Written instruction: Copy the data below line for line, leaving out the pictures.

Data shown:
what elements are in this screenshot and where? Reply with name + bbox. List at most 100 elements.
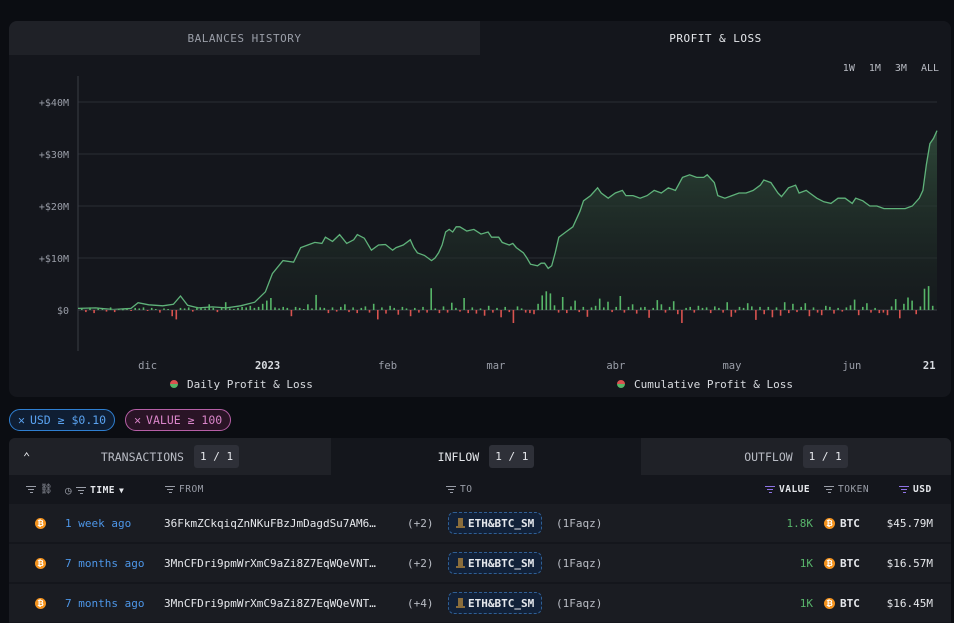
row-from-extra[interactable]: (+2) — [407, 516, 434, 530]
row-time[interactable]: 7 months ago — [65, 556, 145, 570]
daily-bar — [759, 306, 761, 310]
tab-transactions[interactable]: ⌃ TRANSACTIONS 1 / 1 — [9, 438, 331, 475]
col-token[interactable]: TOKEN — [824, 484, 869, 495]
daily-bar — [298, 307, 301, 310]
daily-bar — [640, 307, 642, 310]
row-from-extra[interactable]: (+4) — [407, 596, 434, 610]
range-3m[interactable]: 3M — [894, 63, 907, 74]
row-from-address[interactable]: 3MnCFDri9pmWrXmC9aZi8Z7EqWQeVNT… — [164, 596, 376, 610]
filter-icon — [76, 486, 87, 495]
daily-bar — [500, 310, 502, 318]
table-tabs: ⌃ TRANSACTIONS 1 / 1 INFLOW 1 / 1 OUTFLO… — [9, 438, 951, 475]
row-to-address[interactable]: (1Faqz) — [556, 596, 603, 610]
daily-bar — [648, 310, 650, 318]
daily-bar — [253, 307, 256, 310]
daily-bar — [224, 302, 227, 310]
bitcoin-icon: ₿ — [35, 517, 46, 529]
daily-bar — [101, 309, 104, 310]
daily-bar — [516, 306, 519, 310]
bitcoin-icon: ₿ — [824, 517, 835, 529]
tab-profit-loss[interactable]: PROFIT & LOSS — [480, 21, 951, 55]
daily-bar — [541, 295, 543, 310]
daily-bar — [825, 305, 827, 310]
col-value[interactable]: VALUE — [765, 484, 810, 495]
y-tick-label: $0 — [57, 306, 69, 317]
bitcoin-icon: ₿ — [824, 557, 835, 569]
table-row[interactable]: ₿ 7 months ago 3MnCFDri9pmWrXmC9aZi8Z7Eq… — [9, 584, 951, 622]
col-usd[interactable]: USD — [899, 484, 932, 495]
filter-icon — [899, 485, 909, 494]
table-row[interactable]: ₿ 1 week ago 36FkmZCkqiqZnNKuFBzJmDagdSu… — [9, 504, 951, 542]
daily-bar — [397, 310, 400, 315]
daily-bar — [389, 305, 391, 310]
row-to-entity[interactable]: ETH&BTC_SM — [448, 552, 543, 574]
row-from-address[interactable]: 3MnCFDri9pmWrXmC9aZi8Z7EqWQeVNT… — [164, 556, 376, 570]
daily-bar — [471, 307, 474, 310]
daily-bar — [619, 296, 622, 310]
daily-bar — [126, 308, 128, 310]
filter-options[interactable]: ⛓ — [26, 484, 53, 495]
daily-bar — [459, 310, 461, 312]
filter-chip-value[interactable]: ✕ VALUE ≥ 100 — [125, 409, 232, 431]
range-1w[interactable]: 1W — [842, 63, 855, 74]
tab-balances-history[interactable]: BALANCES HISTORY — [9, 21, 480, 55]
row-to-entity[interactable]: ETH&BTC_SM — [448, 512, 543, 534]
daily-bar — [886, 310, 889, 316]
range-1m[interactable]: 1M — [868, 63, 881, 74]
daily-bar — [586, 310, 589, 317]
daily-bar — [923, 288, 926, 310]
legend-label: Cumulative Profit & Loss — [634, 378, 793, 391]
x-tick-label: 2023 — [255, 360, 280, 372]
daily-bar — [175, 310, 178, 320]
daily-bar — [775, 307, 778, 310]
row-to-address[interactable]: (1Faqz) — [556, 556, 603, 570]
daily-bar — [146, 310, 149, 311]
daily-bar — [475, 310, 478, 314]
daily-bar — [607, 301, 609, 310]
col-to[interactable]: TO — [446, 484, 472, 495]
row-token[interactable]: ₿ BTC — [824, 584, 860, 622]
remove-filter-icon[interactable]: ✕ — [18, 413, 25, 427]
row-to-entity[interactable]: ETH&BTC_SM — [448, 592, 543, 614]
daily-bar — [631, 304, 634, 310]
daily-bar — [709, 310, 712, 314]
chevron-up-icon[interactable]: ⌃ — [23, 450, 31, 464]
remove-filter-icon[interactable]: ✕ — [134, 413, 142, 427]
col-time[interactable]: ◷ TIME ▼ — [65, 484, 124, 497]
daily-bar — [730, 310, 733, 317]
row-to-address[interactable]: (1Faqz) — [556, 516, 603, 530]
row-from-address[interactable]: 36FkmZCkqiqZnNKuFBzJmDagdSu7AM6… — [164, 516, 376, 530]
row-time[interactable]: 1 week ago — [65, 516, 132, 530]
row-usd: $16.45M — [886, 596, 933, 610]
range-all[interactable]: ALL — [920, 63, 939, 74]
col-usd-label: USD — [913, 484, 932, 495]
daily-bar — [200, 307, 202, 310]
tab-inflow[interactable]: INFLOW 1 / 1 — [331, 438, 641, 475]
daily-bar — [208, 304, 210, 310]
filter-chip-usd[interactable]: ✕ USD ≥ $0.10 — [9, 409, 116, 431]
x-tick-label: dic — [138, 360, 157, 372]
transactions-table: ⌃ TRANSACTIONS 1 / 1 INFLOW 1 / 1 OUTFLO… — [9, 438, 951, 623]
daily-bar — [97, 307, 99, 310]
row-token[interactable]: ₿ BTC — [824, 544, 860, 582]
daily-bar — [261, 303, 264, 310]
daily-bar — [783, 302, 786, 310]
row-time[interactable]: 7 months ago — [65, 596, 145, 610]
daily-bar — [233, 309, 235, 310]
daily-bar — [644, 306, 646, 310]
col-from[interactable]: FROM — [165, 484, 204, 495]
daily-bar — [894, 299, 897, 310]
daily-bar — [216, 310, 219, 313]
daily-bar — [792, 303, 794, 310]
row-from-extra[interactable]: (+2) — [407, 556, 434, 570]
table-row[interactable]: ₿ 7 months ago 3MnCFDri9pmWrXmC9aZi8Z7Eq… — [9, 544, 951, 582]
daily-bar — [183, 308, 186, 310]
bitcoin-icon: ₿ — [35, 597, 46, 609]
daily-bar — [533, 310, 535, 315]
daily-bar — [903, 303, 905, 310]
daily-bar — [204, 308, 206, 310]
daily-bar — [138, 308, 141, 310]
daily-bar — [81, 308, 83, 310]
row-token[interactable]: ₿ BTC — [824, 504, 860, 542]
tab-outflow[interactable]: OUTFLOW 1 / 1 — [641, 438, 951, 475]
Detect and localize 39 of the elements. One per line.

The reply:
what elements are in this screenshot and where? Reply with name + bbox. List at most 100 elements.
row-from-extra[interactable]: (+2) — [407, 516, 434, 530]
row-time[interactable]: 7 months ago — [65, 556, 145, 570]
daily-bar — [759, 306, 761, 310]
tab-transactions[interactable]: ⌃ TRANSACTIONS 1 / 1 — [9, 438, 331, 475]
col-token[interactable]: TOKEN — [824, 484, 869, 495]
daily-bar — [298, 307, 301, 310]
daily-bar — [640, 307, 642, 310]
row-from-extra[interactable]: (+4) — [407, 596, 434, 610]
range-3m[interactable]: 3M — [894, 63, 907, 74]
row-from-address[interactable]: 3MnCFDri9pmWrXmC9aZi8Z7EqWQeVNT… — [164, 596, 376, 610]
filter-icon — [76, 486, 87, 495]
daily-bar — [500, 310, 502, 318]
table-tabs: ⌃ TRANSACTIONS 1 / 1 INFLOW 1 / 1 OUTFLO… — [9, 438, 951, 475]
row-to-address[interactable]: (1Faqz) — [556, 596, 603, 610]
daily-bar — [648, 310, 650, 318]
daily-bar — [253, 307, 256, 310]
daily-bar — [224, 302, 227, 310]
bitcoin-icon: ₿ — [35, 517, 46, 529]
daily-bar — [101, 309, 104, 310]
daily-bar — [516, 306, 519, 310]
bitcoin-icon: ₿ — [824, 517, 835, 529]
tab-profit-loss[interactable]: PROFIT & LOSS — [480, 21, 951, 55]
daily-bar — [541, 295, 543, 310]
daily-bar — [825, 305, 827, 310]
col-value[interactable]: VALUE — [765, 484, 810, 495]
y-tick-label: $0 — [57, 306, 69, 317]
bitcoin-icon: ₿ — [824, 557, 835, 569]
table-row[interactable]: ₿ 7 months ago 3MnCFDri9pmWrXmC9aZi8Z7Eq… — [9, 584, 951, 622]
col-usd[interactable]: USD — [899, 484, 932, 495]
filter-icon — [899, 485, 909, 494]
table-row[interactable]: ₿ 1 week ago 36FkmZCkqiqZnNKuFBzJmDagdSu… — [9, 504, 951, 542]
daily-bar — [397, 310, 400, 315]
daily-bar — [389, 305, 391, 310]
row-to-entity[interactable]: ETH&BTC_SM — [448, 552, 543, 574]
row-from-address[interactable]: 3MnCFDri9pmWrXmC9aZi8Z7EqWQeVNT… — [164, 556, 376, 570]
daily-bar — [471, 307, 474, 310]
daily-bar — [619, 296, 622, 310]
daily-bar — [126, 308, 128, 310]
filter-options[interactable]: ⛓ — [26, 484, 53, 495]
daily-bar — [459, 310, 461, 312]
filter-chip-value[interactable]: ✕ VALUE ≥ 100 — [125, 409, 232, 431]
range-1w[interactable]: 1W — [842, 63, 855, 74]
tab-balances-history[interactable]: BALANCES HISTORY — [9, 21, 480, 55]
row-to-entity[interactable]: ETH&BTC_SM — [448, 512, 543, 534]
daily-bar — [886, 310, 889, 316]
range-1m[interactable]: 1M — [868, 63, 881, 74]
daily-bar — [586, 310, 589, 317]
daily-bar — [923, 288, 926, 310]
legend-label: Cumulative Profit & Loss — [634, 378, 793, 391]
x-tick-label: 2023 — [255, 360, 280, 372]
daily-bar — [175, 310, 178, 320]
daily-bar — [775, 307, 778, 310]
row-to-address[interactable]: (1Faqz) — [556, 556, 603, 570]
daily-bar — [146, 310, 149, 311]
daily-bar — [475, 310, 478, 314]
daily-bar — [607, 301, 609, 310]
col-to[interactable]: TO — [446, 484, 472, 495]
row-token[interactable]: ₿ BTC — [824, 584, 860, 622]
remove-filter-icon[interactable]: ✕ — [18, 413, 25, 427]
row-to-entity[interactable]: ETH&BTC_SM — [448, 592, 543, 614]
daily-bar — [631, 304, 634, 310]
daily-bar — [709, 310, 712, 314]
chevron-up-icon[interactable]: ⌃ — [23, 450, 31, 464]
remove-filter-icon[interactable]: ✕ — [134, 413, 142, 427]
col-time[interactable]: ◷ TIME ▼ — [65, 484, 124, 497]
daily-bar — [730, 310, 733, 317]
row-to-address[interactable]: (1Faqz) — [556, 516, 603, 530]
row-from-address[interactable]: 36FkmZCkqiqZnNKuFBzJmDagdSu7AM6… — [164, 516, 376, 530]
row-time[interactable]: 1 week ago — [65, 516, 132, 530]
row-usd: $16.45M — [886, 596, 933, 610]
range-all[interactable]: ALL — [920, 63, 939, 74]
col-usd-label: USD — [913, 484, 932, 495]
daily-bar — [200, 307, 202, 310]
tab-inflow[interactable]: INFLOW 1 / 1 — [331, 438, 641, 475]
daily-bar — [208, 304, 210, 310]
filter-chip-usd[interactable]: ✕ USD ≥ $0.10 — [9, 409, 116, 431]
x-tick-label: dic — [138, 360, 157, 372]
transactions-table: ⌃ TRANSACTIONS 1 / 1 INFLOW 1 / 1 OUTFLO… — [9, 438, 951, 623]
daily-bar — [97, 307, 99, 310]
row-token[interactable]: ₿ BTC — [824, 544, 860, 582]
daily-bar — [261, 303, 264, 310]
daily-bar — [783, 302, 786, 310]
row-time[interactable]: 7 months ago — [65, 596, 145, 610]
daily-bar — [233, 309, 235, 310]
daily-bar — [644, 306, 646, 310]
col-from[interactable]: FROM — [165, 484, 204, 495]
daily-bar — [894, 299, 897, 310]
daily-bar — [216, 310, 219, 313]
daily-bar — [792, 303, 794, 310]
row-from-extra[interactable]: (+2) — [407, 556, 434, 570]
table-row[interactable]: ₿ 7 months ago 3MnCFDri9pmWrXmC9aZi8Z7Eq… — [9, 544, 951, 582]
daily-bar — [183, 308, 186, 310]
bitcoin-icon: ₿ — [35, 597, 46, 609]
daily-bar — [533, 310, 535, 315]
daily-bar — [903, 303, 905, 310]
daily-bar — [204, 308, 206, 310]
daily-bar — [138, 308, 141, 310]
daily-bar — [81, 308, 83, 310]
row-token[interactable]: ₿ BTC — [824, 504, 860, 542]
tab-outflow[interactable]: OUTFLOW 1 / 1 — [641, 438, 951, 475]
Detect and localize 39 of the elements. One per line.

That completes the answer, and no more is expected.